═════ SELECTED EXCERPT

Matt Hurd schrieb:
On 01/09/05, Roland Schwarz <roland.schwarz@chello.at> wrote:
Matt Hurd schrieb:
<-->8-- snipped -->8-- >
I would rather like to see the current interface kept as much as possible. Did anyone yet try to find out how deeply the boost::thread is currently wired into the boost lib?
Good point. I'll have a look at where a mutex is currently used. I don't think threads and thread pools are used too much in the libs.
<-->8-- snipped -->8-- >
I am missing TLS from this list.
Yep. TLS should be in level 0 I'd think if we can squeeze it in without too much effort. I think some simple thread priority stuff, along with a platform specific thread id, can slip in too without much ado as well. These seem to be FAQs.
Not sure about this. I think the TLS could very well reside in a separate unit. It is almost orthogonal to threads. Of course there is a minor dependancy, but that could be easily solved by introduction of an at_exit_thread mechanism. (Which by the way is already used under the hoods.) On the other hand the concept of thread id's can be based on an extended version of TLS. I already submitted a draft of this that can be found in my thread alert submission. So in some sense there might be some dependancy from threads upon TLS.
I'll organise a central point by early next week and start a doc if agreed. I'd prefer something like an open office doc to a wiki. Changes can be annotated, filtered back and accepted and re-published to the site as a doc and as html. I'm a bit of a dinosaur w.r.t. to this new fangled wiki stuff...
Fine! But I am not sure if switching to open office will set some additional barriers for others. Why not simply using the infrastucture that is already there? There is already a wiki installed, and there is also a thread section in it. Could we give it a try? Also introducing a new method might only artificially increase the ever present unavoidable entropy. I think we rather should put energy in it to decrease it (at least locally ;-) <-->8-- snipped -->8-- >
The main part that scares me is the trickiness of the static linking win32 issues.

══════════

_SET PROBLEM 1_: In the boost thread discussion, what does the final line say is the main part that scares the writer?

═════ DATA FOR THE TASK

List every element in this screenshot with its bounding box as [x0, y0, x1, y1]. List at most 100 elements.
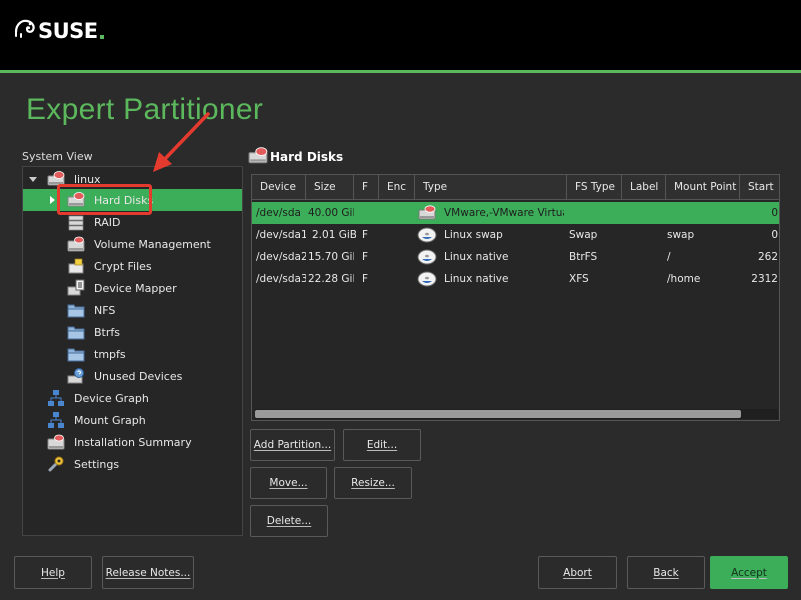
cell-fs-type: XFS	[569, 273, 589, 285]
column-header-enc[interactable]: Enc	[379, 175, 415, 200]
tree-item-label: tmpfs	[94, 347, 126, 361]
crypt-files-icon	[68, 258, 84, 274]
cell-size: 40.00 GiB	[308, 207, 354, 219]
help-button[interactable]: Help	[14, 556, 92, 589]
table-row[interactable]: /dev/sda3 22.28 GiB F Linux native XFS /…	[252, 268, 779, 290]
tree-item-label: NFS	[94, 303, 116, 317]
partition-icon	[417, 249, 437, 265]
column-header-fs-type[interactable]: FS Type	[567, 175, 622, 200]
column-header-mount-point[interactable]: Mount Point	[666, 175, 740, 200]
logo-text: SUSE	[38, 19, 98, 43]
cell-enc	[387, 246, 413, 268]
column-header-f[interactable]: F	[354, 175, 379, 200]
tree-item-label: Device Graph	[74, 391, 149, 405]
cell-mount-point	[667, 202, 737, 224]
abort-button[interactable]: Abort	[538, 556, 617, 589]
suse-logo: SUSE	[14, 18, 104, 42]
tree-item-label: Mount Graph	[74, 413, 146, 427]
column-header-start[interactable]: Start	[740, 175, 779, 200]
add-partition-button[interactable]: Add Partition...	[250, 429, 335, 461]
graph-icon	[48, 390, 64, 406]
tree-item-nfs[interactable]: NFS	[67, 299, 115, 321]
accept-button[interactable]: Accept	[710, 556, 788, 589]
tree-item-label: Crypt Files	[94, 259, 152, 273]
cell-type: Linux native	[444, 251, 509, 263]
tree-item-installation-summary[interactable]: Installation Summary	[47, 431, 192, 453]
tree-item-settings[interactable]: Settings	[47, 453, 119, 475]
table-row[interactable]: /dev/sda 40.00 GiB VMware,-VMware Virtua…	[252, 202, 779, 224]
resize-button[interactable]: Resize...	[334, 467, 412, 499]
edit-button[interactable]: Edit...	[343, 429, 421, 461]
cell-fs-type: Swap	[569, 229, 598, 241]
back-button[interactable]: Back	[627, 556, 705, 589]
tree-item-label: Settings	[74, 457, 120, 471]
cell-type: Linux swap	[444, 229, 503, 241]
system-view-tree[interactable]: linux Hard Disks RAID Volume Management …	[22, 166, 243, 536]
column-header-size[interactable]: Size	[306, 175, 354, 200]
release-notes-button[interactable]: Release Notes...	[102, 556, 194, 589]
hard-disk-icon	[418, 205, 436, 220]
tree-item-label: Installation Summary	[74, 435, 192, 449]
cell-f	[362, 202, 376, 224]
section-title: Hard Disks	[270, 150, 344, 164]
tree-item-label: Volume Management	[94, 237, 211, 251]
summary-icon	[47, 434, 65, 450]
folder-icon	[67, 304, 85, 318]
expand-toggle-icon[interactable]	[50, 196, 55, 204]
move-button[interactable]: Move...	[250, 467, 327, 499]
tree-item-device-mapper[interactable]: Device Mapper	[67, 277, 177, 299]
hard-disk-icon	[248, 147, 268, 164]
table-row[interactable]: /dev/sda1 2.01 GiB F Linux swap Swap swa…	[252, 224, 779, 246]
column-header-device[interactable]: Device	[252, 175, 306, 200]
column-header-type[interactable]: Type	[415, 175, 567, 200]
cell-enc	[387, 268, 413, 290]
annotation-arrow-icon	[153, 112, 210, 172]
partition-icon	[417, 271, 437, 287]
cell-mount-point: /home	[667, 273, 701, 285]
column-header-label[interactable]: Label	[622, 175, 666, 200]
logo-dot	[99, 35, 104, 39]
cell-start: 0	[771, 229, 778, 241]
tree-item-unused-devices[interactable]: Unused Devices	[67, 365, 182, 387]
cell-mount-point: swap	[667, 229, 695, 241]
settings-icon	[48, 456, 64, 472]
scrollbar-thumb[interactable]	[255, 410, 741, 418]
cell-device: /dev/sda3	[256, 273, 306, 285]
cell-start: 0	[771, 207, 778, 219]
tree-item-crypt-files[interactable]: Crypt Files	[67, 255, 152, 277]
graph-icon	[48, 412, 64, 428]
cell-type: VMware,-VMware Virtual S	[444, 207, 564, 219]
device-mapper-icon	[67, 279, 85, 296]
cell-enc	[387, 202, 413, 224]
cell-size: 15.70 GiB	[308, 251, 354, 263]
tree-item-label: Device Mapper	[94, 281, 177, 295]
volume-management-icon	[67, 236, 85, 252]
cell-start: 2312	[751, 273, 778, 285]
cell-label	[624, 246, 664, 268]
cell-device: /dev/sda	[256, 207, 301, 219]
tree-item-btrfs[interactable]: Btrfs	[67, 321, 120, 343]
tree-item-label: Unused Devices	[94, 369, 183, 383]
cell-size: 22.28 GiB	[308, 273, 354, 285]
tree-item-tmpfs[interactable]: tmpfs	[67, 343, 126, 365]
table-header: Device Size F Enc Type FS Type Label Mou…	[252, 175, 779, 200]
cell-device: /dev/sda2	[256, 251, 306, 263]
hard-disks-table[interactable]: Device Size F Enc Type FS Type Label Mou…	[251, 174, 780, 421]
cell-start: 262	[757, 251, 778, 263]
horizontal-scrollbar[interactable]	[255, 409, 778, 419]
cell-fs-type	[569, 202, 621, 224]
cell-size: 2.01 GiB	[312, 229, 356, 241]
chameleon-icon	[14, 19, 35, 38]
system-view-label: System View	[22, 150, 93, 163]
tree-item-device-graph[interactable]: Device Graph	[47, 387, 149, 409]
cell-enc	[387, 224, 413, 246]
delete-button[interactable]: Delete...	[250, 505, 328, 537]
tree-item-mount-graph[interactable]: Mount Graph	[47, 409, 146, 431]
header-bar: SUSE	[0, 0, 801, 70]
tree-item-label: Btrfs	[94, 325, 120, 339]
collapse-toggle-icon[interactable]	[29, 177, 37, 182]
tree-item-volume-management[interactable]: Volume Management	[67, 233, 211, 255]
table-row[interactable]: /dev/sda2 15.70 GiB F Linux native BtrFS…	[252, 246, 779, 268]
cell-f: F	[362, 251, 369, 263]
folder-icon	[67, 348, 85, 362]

══════════
═════ DATA FOR THE TASK

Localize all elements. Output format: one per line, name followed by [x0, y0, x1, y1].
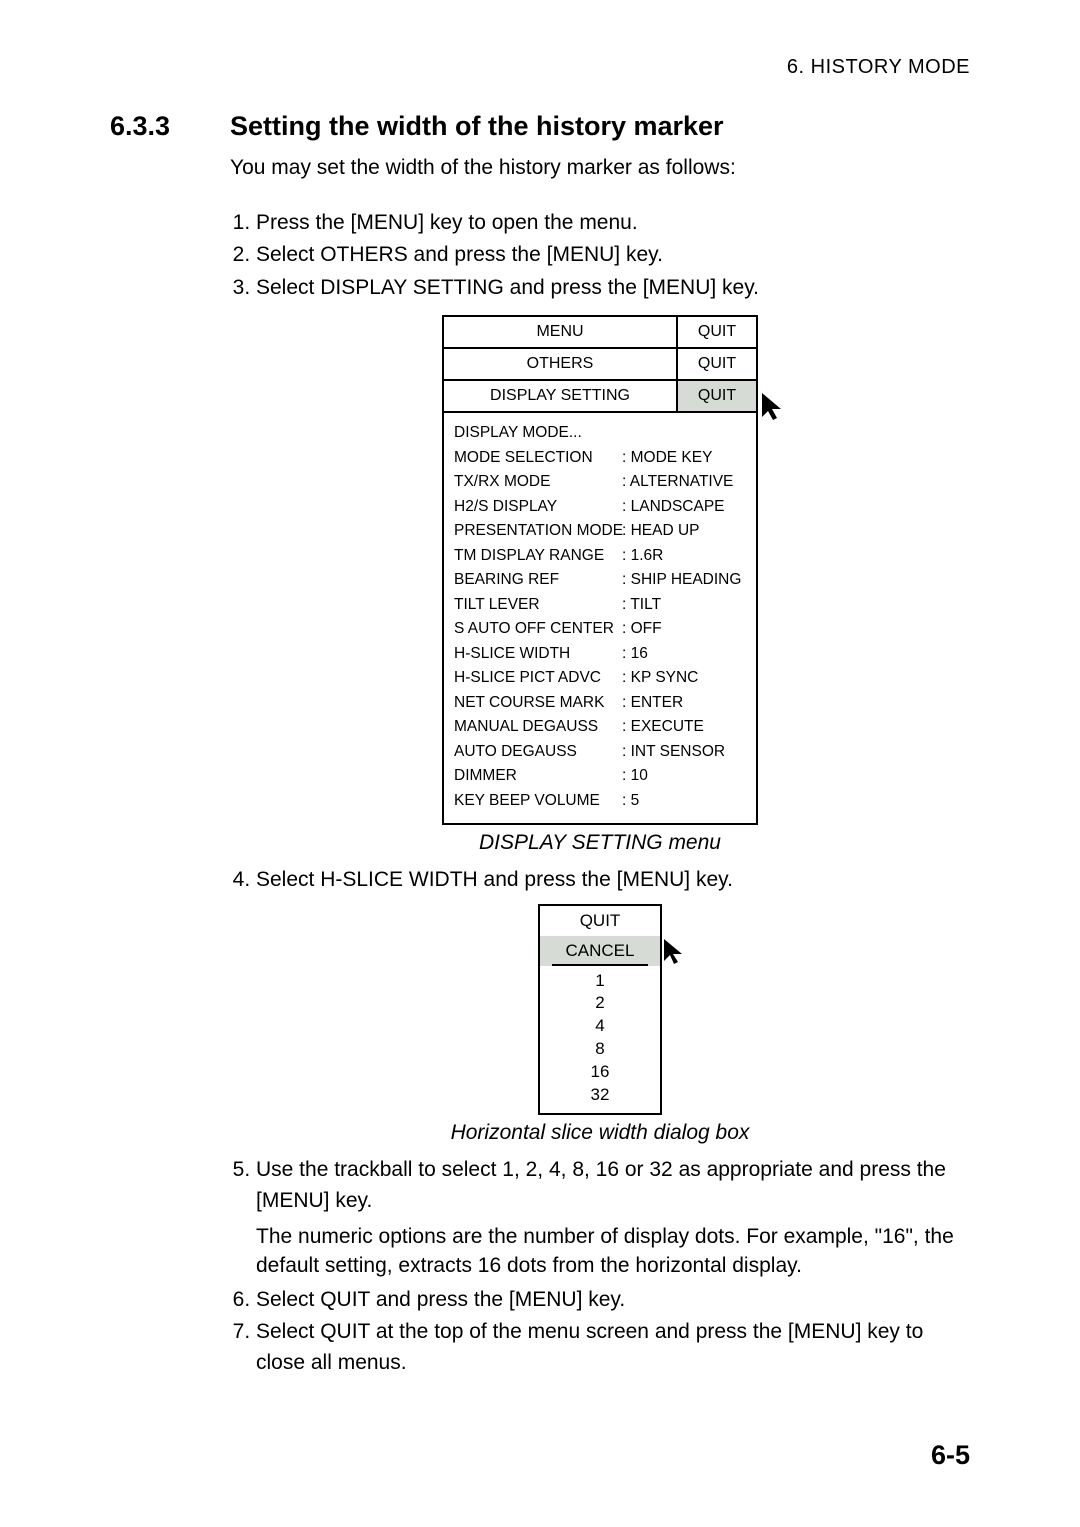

══════════

_SET PROBLEM 2_: Please copy the records starting at the line containing "List every element" and ending at the line containing "467, 412, 499]", changing "tree-item-label" to "tree-label" and keeping everything else the same. Leave the pictures out.

_TASK RESULT 1_: The trickiness of the static linking win32 issues.

_TASK RESULT 2_:
List every element in this screenshot with its bounding box as [x0, y0, x1, y1]. List at most 100 elements.
cell-fs-type: XFS	[569, 273, 589, 285]
column-header-enc[interactable]: Enc	[379, 175, 415, 200]
tree-label: tmpfs	[94, 347, 126, 361]
crypt-files-icon	[68, 258, 84, 274]
cell-size: 40.00 GiB	[308, 207, 354, 219]
help-button[interactable]: Help	[14, 556, 92, 589]
table-row[interactable]: /dev/sda3 22.28 GiB F Linux native XFS /…	[252, 268, 779, 290]
tree-label: NFS	[94, 303, 116, 317]
partition-icon	[417, 249, 437, 265]
column-header-fs-type[interactable]: FS Type	[567, 175, 622, 200]
column-header-mount-point[interactable]: Mount Point	[666, 175, 740, 200]
logo-text: SUSE	[38, 19, 98, 43]
cell-enc	[387, 246, 413, 268]
column-header-f[interactable]: F	[354, 175, 379, 200]
tree-label: Device Graph	[74, 391, 149, 405]
cell-mount-point	[667, 202, 737, 224]
abort-button[interactable]: Abort	[538, 556, 617, 589]
suse-logo: SUSE	[14, 18, 104, 42]
tree-label: Mount Graph	[74, 413, 146, 427]
column-header-start[interactable]: Start	[740, 175, 779, 200]
add-partition-button[interactable]: Add Partition...	[250, 429, 335, 461]
graph-icon	[48, 390, 64, 406]
tree-item-nfs[interactable]: NFS	[67, 299, 115, 321]
accept-button[interactable]: Accept	[710, 556, 788, 589]
tree-label: Crypt Files	[94, 259, 152, 273]
cell-type: Linux native	[444, 251, 509, 263]
tree-item-installation-summary[interactable]: Installation Summary	[47, 431, 192, 453]
tree-item-settings[interactable]: Settings	[47, 453, 119, 475]
table-row[interactable]: /dev/sda 40.00 GiB VMware,-VMware Virtua…	[252, 202, 779, 224]
resize-button[interactable]: Resize...	[334, 467, 412, 499]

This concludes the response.